» Exercise aim:
Note how many lines contain "etkinleştirmek" and give that number, with nothing else.

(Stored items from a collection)
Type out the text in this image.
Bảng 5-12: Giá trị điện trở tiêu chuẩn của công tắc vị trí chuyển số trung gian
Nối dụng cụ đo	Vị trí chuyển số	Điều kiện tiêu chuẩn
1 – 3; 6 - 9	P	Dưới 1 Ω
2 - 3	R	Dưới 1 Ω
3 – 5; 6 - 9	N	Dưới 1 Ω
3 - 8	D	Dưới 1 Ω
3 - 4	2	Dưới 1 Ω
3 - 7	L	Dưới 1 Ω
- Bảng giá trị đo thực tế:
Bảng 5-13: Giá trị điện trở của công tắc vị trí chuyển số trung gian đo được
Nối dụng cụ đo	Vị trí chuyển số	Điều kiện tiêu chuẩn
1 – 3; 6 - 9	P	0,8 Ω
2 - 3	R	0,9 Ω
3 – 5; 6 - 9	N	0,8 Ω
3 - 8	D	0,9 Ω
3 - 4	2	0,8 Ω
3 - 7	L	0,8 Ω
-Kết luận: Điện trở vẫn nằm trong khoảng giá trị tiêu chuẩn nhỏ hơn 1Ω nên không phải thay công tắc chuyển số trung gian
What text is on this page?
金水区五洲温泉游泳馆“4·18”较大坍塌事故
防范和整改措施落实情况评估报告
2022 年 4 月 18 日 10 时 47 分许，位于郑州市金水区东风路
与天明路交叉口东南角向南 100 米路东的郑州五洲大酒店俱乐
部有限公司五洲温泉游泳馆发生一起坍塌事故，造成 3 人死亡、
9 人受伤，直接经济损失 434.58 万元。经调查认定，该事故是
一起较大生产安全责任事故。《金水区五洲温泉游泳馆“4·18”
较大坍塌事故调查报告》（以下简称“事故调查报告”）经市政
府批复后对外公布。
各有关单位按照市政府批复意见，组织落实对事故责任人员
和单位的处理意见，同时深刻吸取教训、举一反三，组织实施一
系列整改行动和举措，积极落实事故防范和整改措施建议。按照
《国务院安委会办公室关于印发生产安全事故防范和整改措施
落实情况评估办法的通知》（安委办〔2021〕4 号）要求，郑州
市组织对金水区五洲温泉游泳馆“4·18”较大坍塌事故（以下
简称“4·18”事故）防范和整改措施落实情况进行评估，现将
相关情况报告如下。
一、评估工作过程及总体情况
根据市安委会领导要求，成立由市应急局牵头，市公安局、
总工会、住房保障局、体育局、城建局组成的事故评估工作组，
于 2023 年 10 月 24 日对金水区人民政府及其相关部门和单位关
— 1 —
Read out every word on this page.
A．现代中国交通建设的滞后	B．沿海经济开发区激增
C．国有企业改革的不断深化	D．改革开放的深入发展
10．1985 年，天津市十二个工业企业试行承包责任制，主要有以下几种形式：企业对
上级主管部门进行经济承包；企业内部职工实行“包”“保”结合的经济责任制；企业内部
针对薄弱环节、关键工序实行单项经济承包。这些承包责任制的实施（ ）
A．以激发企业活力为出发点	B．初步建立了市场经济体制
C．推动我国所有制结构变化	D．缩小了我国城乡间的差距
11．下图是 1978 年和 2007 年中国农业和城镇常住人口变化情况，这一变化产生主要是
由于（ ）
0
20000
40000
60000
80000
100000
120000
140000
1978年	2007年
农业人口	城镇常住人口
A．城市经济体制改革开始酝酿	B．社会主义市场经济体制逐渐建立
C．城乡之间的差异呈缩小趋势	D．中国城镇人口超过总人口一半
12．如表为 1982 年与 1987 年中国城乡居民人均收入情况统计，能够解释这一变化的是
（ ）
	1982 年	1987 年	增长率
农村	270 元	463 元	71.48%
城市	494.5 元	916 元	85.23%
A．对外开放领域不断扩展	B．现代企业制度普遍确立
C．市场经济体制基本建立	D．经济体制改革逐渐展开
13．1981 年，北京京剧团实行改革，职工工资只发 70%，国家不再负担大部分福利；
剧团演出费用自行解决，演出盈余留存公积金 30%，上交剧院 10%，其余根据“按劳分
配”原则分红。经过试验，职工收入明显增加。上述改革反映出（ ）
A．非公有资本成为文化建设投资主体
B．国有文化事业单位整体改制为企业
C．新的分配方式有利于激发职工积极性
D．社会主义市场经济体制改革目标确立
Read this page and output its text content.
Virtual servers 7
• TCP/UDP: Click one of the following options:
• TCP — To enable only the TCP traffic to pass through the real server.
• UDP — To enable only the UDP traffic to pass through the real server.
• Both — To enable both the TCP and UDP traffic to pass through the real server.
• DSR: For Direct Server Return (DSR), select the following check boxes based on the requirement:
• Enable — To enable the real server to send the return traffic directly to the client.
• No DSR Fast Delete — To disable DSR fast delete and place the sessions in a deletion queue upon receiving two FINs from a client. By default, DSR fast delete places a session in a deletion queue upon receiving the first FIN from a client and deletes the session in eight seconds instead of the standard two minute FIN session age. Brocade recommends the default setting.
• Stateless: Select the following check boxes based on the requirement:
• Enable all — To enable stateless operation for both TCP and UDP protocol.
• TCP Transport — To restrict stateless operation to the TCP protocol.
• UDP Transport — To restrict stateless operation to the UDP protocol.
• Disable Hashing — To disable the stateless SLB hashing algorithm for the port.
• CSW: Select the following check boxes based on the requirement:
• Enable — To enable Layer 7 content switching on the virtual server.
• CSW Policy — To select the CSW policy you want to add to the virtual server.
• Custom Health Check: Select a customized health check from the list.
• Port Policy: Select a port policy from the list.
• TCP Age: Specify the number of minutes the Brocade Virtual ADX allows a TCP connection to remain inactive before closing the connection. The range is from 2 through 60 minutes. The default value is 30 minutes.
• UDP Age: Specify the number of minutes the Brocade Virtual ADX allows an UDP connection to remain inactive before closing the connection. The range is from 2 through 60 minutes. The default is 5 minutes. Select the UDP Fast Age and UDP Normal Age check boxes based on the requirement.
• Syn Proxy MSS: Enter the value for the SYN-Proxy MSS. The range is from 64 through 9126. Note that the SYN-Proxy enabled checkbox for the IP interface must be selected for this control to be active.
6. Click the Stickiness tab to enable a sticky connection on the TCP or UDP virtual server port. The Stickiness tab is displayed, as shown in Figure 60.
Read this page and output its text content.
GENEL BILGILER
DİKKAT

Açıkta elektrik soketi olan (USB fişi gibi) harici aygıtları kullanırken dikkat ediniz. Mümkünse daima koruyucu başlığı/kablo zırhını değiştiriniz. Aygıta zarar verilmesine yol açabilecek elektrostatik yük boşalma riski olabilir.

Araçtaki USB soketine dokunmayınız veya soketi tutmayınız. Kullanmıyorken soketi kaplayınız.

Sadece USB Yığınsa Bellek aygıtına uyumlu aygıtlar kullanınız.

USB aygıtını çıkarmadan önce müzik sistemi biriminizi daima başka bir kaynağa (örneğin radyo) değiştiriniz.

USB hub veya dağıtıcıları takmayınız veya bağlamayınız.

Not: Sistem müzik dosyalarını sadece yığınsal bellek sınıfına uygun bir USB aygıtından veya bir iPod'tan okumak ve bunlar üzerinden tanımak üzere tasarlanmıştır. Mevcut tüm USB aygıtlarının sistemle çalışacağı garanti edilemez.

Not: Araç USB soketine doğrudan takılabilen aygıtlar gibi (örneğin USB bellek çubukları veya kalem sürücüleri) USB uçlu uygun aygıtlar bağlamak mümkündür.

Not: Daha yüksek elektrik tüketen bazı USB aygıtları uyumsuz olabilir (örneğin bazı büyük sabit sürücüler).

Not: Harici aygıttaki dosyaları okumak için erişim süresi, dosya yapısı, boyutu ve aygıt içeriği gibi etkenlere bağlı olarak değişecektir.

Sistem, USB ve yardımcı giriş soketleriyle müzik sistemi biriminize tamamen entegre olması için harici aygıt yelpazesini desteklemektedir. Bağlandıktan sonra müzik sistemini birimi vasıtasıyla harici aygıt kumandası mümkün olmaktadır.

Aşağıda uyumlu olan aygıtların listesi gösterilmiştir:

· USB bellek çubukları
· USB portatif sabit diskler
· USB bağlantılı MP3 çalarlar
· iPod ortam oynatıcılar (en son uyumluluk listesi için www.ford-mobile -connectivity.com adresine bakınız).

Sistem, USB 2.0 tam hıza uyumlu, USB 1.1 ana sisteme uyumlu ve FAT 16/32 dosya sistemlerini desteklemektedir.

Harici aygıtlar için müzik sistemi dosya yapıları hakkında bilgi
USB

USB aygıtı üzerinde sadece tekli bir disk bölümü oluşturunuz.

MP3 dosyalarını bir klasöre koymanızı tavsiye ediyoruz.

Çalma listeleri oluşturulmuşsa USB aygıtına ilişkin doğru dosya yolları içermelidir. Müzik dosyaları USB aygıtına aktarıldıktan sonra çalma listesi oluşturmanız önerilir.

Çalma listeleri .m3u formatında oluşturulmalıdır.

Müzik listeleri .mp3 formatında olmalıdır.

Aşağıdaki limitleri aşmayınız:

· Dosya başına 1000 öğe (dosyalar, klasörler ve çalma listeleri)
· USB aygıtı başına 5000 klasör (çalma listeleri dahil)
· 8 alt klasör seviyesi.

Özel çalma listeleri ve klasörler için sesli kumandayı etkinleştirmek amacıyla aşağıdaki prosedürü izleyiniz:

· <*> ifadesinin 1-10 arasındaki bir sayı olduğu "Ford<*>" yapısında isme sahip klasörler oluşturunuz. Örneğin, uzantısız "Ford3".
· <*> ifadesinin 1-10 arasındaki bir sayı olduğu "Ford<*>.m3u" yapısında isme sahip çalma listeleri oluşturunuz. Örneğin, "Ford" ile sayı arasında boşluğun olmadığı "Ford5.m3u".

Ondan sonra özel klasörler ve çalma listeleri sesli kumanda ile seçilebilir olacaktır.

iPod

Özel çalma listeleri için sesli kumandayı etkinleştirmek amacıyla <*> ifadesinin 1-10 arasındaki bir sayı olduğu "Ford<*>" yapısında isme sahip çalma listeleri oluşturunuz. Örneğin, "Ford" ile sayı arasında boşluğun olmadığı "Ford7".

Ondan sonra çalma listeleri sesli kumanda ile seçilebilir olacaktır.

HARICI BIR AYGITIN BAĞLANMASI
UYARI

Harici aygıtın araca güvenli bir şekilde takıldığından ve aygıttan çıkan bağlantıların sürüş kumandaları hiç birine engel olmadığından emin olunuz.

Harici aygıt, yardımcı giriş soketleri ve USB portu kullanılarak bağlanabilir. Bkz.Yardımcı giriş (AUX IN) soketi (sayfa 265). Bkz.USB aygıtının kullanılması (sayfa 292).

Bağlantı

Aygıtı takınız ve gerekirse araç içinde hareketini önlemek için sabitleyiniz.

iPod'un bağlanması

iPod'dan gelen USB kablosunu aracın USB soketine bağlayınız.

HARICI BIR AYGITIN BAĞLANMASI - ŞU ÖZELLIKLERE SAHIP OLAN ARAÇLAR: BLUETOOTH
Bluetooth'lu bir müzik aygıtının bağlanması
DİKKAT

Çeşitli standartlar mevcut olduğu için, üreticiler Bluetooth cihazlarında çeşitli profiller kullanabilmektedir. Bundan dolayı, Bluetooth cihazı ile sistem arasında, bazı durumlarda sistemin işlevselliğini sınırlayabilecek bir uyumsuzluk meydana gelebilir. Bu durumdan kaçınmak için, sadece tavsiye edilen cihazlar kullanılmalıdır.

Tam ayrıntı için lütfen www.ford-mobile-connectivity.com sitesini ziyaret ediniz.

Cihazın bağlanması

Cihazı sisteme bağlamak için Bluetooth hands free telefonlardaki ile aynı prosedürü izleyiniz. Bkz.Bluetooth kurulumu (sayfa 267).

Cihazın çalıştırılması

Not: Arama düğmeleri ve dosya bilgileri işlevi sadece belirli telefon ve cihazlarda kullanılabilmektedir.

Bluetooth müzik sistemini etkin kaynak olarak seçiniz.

» Final answer:
2